======== STORED DATA
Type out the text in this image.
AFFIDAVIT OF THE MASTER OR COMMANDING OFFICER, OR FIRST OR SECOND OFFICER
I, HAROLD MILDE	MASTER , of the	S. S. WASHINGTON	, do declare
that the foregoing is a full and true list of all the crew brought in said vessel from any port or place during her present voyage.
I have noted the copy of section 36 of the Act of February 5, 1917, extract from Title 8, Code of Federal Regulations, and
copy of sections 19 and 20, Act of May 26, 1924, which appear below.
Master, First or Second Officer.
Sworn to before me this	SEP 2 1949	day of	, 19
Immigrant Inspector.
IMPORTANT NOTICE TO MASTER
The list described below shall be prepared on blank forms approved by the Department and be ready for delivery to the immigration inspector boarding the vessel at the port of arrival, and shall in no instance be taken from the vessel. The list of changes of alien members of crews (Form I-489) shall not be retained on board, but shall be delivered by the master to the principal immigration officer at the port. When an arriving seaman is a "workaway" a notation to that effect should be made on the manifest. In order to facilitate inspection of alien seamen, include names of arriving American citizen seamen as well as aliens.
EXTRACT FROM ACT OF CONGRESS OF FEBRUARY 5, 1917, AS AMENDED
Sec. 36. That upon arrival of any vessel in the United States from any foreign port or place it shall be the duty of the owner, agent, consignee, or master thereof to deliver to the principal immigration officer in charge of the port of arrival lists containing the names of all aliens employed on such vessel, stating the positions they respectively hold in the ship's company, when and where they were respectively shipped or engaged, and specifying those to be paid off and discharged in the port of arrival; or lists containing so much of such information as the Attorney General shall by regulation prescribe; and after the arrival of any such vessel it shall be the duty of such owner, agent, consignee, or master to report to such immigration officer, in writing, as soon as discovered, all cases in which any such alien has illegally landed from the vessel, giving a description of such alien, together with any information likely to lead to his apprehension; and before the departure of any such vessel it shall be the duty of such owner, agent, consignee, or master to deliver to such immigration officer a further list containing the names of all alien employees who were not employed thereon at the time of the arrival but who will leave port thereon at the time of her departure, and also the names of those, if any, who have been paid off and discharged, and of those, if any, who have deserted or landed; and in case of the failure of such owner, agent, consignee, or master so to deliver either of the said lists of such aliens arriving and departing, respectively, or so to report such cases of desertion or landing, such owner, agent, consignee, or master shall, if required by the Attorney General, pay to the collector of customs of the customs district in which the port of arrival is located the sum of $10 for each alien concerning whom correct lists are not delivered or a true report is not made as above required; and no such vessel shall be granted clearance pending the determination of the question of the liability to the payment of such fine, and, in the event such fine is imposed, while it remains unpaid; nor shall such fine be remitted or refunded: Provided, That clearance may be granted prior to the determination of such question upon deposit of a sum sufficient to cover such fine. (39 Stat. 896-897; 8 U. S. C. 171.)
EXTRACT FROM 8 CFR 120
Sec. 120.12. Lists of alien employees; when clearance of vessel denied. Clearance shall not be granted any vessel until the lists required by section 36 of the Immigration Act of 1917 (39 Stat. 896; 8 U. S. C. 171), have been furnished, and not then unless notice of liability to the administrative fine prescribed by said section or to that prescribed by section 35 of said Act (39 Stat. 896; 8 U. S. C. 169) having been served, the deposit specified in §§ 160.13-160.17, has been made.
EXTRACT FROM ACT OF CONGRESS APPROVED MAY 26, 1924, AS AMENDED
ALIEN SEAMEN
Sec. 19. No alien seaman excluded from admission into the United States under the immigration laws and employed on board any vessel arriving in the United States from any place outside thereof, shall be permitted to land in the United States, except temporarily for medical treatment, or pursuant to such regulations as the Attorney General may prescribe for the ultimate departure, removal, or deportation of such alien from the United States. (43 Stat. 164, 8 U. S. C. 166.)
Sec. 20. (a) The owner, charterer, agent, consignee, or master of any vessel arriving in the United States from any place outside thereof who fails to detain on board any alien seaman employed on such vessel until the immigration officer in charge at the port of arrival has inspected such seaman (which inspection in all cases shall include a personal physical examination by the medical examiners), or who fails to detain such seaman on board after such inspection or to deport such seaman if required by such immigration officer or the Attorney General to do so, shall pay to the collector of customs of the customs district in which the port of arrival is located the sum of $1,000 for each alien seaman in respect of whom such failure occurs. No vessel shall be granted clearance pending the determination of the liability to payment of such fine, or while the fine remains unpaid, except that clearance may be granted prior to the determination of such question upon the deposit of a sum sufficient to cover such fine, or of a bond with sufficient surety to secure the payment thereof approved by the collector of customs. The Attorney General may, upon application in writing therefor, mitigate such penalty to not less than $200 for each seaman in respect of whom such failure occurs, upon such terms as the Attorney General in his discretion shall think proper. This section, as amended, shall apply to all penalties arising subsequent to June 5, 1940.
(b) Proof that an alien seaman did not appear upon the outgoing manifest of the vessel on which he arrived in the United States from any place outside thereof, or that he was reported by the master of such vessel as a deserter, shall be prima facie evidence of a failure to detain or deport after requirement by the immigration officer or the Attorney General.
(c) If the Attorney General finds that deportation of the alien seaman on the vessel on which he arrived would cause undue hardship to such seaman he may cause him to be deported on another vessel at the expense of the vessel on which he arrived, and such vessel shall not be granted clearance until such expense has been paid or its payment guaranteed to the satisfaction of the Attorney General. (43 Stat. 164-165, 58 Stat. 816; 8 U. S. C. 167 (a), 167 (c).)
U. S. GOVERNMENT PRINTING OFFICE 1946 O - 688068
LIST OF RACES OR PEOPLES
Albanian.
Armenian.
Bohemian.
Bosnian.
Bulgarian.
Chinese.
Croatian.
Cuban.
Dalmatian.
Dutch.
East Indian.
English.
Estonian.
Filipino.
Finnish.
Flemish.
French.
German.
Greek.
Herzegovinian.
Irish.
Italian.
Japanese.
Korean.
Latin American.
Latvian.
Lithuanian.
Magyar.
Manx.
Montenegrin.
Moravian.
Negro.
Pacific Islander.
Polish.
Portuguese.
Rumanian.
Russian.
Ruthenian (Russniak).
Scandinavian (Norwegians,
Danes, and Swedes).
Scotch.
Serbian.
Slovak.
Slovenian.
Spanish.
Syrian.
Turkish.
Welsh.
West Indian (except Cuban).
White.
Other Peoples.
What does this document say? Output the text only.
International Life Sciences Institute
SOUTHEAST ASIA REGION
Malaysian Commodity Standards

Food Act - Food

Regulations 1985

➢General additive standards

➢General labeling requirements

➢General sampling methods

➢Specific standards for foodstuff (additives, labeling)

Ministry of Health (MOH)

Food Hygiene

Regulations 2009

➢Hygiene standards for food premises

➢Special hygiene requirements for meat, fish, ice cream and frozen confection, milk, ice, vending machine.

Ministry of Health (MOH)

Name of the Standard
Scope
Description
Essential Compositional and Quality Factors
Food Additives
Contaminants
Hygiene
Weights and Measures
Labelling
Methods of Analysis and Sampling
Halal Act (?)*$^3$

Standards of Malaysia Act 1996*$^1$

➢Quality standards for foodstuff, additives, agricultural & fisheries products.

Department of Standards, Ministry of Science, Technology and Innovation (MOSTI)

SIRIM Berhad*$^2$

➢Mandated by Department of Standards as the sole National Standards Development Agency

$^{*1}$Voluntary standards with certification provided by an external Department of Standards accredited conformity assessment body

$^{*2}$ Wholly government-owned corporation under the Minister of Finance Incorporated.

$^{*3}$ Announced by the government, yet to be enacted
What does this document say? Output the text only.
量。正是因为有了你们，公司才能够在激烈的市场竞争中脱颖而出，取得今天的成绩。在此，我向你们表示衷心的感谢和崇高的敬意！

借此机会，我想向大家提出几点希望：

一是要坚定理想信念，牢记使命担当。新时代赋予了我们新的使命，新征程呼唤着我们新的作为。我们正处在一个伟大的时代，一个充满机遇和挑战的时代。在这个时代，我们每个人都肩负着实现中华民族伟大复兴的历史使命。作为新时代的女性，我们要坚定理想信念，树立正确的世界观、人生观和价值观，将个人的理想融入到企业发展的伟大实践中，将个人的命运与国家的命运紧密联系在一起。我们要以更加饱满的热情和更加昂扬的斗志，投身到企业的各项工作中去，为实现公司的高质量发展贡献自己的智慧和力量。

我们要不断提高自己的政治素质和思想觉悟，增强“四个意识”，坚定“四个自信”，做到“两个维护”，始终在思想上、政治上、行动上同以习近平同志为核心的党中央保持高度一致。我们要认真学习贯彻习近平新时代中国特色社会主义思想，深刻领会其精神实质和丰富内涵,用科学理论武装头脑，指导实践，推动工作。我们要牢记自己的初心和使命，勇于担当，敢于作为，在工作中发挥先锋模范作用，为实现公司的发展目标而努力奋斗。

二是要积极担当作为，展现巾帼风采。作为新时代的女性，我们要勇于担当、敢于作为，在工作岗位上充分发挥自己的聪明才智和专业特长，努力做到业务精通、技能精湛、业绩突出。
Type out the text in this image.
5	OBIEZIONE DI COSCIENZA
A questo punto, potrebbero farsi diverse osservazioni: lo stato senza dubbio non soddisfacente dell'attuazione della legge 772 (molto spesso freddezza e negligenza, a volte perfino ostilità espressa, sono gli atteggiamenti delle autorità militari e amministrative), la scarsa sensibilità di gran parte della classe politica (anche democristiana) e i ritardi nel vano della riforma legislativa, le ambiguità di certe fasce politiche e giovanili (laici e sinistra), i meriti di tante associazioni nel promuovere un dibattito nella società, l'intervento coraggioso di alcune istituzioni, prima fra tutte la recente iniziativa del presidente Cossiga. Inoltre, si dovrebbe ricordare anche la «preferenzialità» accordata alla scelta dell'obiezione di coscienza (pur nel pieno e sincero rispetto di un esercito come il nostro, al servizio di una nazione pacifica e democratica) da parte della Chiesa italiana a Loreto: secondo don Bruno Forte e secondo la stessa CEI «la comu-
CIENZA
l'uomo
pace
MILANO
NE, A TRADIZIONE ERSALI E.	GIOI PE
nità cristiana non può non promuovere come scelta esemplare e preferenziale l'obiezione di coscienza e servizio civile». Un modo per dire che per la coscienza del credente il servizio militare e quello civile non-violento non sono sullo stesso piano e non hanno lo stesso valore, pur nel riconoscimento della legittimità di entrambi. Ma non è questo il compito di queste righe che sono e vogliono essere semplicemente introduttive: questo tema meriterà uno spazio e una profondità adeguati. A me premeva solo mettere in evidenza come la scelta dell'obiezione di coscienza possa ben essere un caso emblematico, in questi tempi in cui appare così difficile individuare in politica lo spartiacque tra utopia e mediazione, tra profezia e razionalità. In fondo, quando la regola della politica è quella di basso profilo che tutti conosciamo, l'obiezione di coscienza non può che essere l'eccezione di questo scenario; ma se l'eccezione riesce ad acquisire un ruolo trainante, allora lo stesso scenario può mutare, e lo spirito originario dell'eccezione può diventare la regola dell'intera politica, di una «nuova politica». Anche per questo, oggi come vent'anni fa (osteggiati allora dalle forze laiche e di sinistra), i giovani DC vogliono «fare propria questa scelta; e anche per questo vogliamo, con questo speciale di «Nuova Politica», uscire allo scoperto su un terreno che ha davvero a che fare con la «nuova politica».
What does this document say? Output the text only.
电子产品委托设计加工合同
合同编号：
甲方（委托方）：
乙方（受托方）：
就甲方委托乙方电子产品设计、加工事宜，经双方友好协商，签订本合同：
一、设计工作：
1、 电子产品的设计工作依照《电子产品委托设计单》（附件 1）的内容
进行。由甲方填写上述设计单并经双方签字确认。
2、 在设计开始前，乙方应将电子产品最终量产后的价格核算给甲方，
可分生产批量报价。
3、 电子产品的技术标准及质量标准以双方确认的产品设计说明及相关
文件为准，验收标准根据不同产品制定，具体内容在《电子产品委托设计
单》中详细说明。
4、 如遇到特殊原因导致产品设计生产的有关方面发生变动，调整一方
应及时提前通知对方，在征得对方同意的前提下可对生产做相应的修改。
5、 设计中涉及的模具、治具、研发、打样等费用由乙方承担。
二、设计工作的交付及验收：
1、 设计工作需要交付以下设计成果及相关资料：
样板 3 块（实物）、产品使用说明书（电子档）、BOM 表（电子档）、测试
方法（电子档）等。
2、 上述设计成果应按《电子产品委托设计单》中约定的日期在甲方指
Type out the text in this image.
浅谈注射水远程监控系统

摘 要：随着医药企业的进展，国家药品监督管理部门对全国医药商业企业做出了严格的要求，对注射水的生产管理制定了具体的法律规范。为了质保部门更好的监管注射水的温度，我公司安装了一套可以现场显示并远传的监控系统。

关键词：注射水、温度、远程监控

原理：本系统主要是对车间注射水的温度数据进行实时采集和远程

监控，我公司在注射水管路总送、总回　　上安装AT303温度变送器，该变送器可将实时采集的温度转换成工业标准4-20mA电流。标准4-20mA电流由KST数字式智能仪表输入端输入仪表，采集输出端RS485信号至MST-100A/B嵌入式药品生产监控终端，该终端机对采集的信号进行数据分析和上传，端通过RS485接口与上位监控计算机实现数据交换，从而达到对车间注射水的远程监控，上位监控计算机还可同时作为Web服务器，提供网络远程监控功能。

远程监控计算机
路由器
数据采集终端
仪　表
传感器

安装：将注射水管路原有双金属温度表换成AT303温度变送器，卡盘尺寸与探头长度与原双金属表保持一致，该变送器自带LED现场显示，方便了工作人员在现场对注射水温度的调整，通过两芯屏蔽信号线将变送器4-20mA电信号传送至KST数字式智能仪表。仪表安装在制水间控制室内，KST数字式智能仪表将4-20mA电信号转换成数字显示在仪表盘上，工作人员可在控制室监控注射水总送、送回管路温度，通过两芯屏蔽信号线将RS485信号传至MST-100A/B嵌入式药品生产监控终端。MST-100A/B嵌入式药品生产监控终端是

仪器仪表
================
> **TASK PROMPT**:
Every line in the data above that contains "作为新时代的女性" needs to be copied.

> **CORRECT RESPONSE**:
一是要坚定理想信念，牢记使命担当。新时代赋予了我们新的使命，新征程呼唤着我们新的作为。我们正处在一个伟大的时代，一个充满机遇和挑战的时代。在这个时代，我们每个人都肩负着实现中华民族伟大复兴的历史使命。作为新时代的女性，我们要坚定理想信念，树立正确的世界观、人生观和价值观，将个人的理想融入到企业发展的伟大实践中，将个人的命运与国家的命运紧密联系在一起。我们要以更加饱满的热情和更加昂扬的斗志，投身到企业的各项工作中去，为实现公司的高质量发展贡献自己的智慧和力量。
二是要积极担当作为，展现巾帼风采。作为新时代的女性，我们要勇于担当、敢于作为，在工作岗位上充分发挥自己的聪明才智和专业特长，努力做到业务精通、技能精湛、业绩突出。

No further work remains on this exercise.